EXERCISE DESCRIPTION |
In the listing below, identify each line with the word "ylabel" and return those lines.

Items from a figure collection
........

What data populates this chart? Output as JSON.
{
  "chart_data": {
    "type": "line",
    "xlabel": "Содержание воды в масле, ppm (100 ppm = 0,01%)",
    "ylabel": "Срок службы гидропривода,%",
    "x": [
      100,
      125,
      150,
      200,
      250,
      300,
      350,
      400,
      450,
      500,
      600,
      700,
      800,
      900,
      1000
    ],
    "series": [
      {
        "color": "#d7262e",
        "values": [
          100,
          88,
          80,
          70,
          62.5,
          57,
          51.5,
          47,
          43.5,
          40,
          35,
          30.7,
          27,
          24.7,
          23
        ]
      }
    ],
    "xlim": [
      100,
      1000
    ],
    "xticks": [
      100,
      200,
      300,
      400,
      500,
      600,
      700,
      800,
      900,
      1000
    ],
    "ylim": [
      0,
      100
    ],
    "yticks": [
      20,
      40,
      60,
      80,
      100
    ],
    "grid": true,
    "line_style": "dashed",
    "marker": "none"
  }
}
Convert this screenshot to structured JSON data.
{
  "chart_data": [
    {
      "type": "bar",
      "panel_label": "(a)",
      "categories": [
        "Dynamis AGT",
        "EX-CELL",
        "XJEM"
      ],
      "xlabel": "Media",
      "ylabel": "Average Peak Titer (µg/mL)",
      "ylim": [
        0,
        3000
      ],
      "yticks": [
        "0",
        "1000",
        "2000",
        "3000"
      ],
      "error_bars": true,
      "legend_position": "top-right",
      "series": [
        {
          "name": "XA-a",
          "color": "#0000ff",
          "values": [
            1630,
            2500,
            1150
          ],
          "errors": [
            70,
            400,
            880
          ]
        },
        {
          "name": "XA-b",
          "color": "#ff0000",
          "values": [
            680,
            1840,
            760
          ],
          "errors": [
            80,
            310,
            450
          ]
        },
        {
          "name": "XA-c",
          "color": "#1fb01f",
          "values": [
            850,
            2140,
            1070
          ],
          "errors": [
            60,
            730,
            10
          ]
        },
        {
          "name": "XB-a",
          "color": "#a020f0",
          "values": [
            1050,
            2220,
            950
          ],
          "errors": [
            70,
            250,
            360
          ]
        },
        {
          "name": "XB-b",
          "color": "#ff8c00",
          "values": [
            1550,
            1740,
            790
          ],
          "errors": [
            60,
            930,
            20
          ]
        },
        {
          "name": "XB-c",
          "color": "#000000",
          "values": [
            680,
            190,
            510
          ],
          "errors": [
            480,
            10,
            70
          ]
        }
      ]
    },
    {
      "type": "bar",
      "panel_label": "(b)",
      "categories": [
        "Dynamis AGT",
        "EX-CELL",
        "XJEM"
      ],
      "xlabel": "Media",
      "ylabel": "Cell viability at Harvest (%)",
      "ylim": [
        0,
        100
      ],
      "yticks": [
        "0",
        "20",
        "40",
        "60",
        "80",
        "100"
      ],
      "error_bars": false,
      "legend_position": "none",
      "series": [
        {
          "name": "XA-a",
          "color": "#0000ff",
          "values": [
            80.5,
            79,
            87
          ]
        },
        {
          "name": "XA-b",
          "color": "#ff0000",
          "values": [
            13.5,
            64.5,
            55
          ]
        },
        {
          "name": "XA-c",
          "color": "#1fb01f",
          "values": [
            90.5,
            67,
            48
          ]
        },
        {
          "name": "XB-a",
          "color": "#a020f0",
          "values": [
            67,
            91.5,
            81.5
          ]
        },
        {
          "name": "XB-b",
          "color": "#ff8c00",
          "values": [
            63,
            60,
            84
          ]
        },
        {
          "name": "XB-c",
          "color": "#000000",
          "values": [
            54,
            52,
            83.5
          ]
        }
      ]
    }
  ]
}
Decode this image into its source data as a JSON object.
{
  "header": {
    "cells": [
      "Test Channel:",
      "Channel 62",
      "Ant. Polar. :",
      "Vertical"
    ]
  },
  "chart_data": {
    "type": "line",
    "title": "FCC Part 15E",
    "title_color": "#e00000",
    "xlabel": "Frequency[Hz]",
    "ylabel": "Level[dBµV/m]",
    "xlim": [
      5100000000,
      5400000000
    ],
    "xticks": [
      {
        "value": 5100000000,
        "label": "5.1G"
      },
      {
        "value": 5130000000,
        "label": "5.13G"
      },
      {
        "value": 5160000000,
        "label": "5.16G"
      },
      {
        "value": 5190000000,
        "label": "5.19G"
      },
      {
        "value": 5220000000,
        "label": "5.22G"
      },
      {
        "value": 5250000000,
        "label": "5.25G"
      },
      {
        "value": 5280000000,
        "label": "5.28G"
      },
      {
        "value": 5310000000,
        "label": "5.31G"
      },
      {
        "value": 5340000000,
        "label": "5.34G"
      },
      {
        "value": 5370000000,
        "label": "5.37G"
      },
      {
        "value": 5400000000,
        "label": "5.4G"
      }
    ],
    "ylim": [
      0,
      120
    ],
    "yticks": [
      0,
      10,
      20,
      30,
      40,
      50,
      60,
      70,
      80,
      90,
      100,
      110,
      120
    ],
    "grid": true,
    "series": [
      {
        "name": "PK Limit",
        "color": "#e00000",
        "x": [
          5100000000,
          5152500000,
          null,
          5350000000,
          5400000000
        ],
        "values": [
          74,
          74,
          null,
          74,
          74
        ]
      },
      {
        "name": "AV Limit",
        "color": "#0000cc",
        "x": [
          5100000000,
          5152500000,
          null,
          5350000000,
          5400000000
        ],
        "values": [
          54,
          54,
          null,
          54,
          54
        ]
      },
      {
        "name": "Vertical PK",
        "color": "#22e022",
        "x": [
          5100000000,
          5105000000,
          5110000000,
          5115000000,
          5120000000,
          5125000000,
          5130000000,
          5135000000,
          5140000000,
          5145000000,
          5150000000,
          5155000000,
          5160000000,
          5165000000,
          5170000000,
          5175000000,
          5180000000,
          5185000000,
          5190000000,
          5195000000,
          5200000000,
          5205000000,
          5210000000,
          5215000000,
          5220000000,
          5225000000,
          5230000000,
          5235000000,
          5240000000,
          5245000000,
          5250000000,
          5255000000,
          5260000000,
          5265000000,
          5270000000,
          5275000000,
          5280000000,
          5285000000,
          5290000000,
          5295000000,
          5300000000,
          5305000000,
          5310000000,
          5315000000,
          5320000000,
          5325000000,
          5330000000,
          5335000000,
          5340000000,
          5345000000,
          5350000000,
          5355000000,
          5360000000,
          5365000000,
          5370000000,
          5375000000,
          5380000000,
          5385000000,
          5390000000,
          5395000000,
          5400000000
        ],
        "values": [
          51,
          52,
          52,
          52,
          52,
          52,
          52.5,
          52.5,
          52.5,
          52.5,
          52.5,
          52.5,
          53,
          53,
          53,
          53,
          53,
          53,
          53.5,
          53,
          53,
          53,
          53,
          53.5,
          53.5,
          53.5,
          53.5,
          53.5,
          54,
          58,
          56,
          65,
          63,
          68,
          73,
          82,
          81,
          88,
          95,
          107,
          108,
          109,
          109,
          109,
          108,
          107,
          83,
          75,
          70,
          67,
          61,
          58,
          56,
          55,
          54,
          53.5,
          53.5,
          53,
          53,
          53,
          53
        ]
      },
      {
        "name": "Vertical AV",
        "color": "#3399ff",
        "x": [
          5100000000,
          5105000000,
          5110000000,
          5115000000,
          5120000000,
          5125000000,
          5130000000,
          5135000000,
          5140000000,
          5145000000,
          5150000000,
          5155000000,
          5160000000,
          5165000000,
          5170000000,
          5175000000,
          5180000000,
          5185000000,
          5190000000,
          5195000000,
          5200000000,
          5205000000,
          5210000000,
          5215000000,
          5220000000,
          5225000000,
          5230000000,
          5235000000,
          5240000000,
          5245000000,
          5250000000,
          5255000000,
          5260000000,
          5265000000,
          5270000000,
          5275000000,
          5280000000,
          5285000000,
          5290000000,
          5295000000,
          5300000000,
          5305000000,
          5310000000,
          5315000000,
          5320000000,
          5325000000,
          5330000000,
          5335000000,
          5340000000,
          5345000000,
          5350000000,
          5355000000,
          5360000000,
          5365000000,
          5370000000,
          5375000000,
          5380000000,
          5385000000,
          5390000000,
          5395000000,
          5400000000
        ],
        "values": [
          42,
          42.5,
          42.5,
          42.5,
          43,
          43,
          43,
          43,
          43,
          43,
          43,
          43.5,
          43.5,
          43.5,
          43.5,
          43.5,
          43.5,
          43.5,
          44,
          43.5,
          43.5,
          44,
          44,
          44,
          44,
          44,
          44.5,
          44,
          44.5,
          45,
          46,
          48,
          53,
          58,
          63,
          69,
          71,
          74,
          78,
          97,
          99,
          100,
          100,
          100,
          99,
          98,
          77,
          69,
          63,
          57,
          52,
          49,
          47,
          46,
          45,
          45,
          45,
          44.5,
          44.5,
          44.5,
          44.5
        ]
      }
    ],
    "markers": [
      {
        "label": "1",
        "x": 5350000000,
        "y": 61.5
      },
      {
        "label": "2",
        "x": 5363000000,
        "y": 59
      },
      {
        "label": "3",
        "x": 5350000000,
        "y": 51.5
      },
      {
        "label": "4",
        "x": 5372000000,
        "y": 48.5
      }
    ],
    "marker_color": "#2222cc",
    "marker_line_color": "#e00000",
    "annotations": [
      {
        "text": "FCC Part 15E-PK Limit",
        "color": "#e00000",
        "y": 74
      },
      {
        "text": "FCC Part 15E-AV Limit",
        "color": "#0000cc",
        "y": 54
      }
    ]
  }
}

........

COMPLETE ANSWER |
    "ylabel": "Срок службы гидропривода,%",
      "ylabel": "Average Peak Titer (µg/mL)",
      "ylabel": "Cell viability at Harvest (%)",
    "ylabel": "Level[dBµV/m]",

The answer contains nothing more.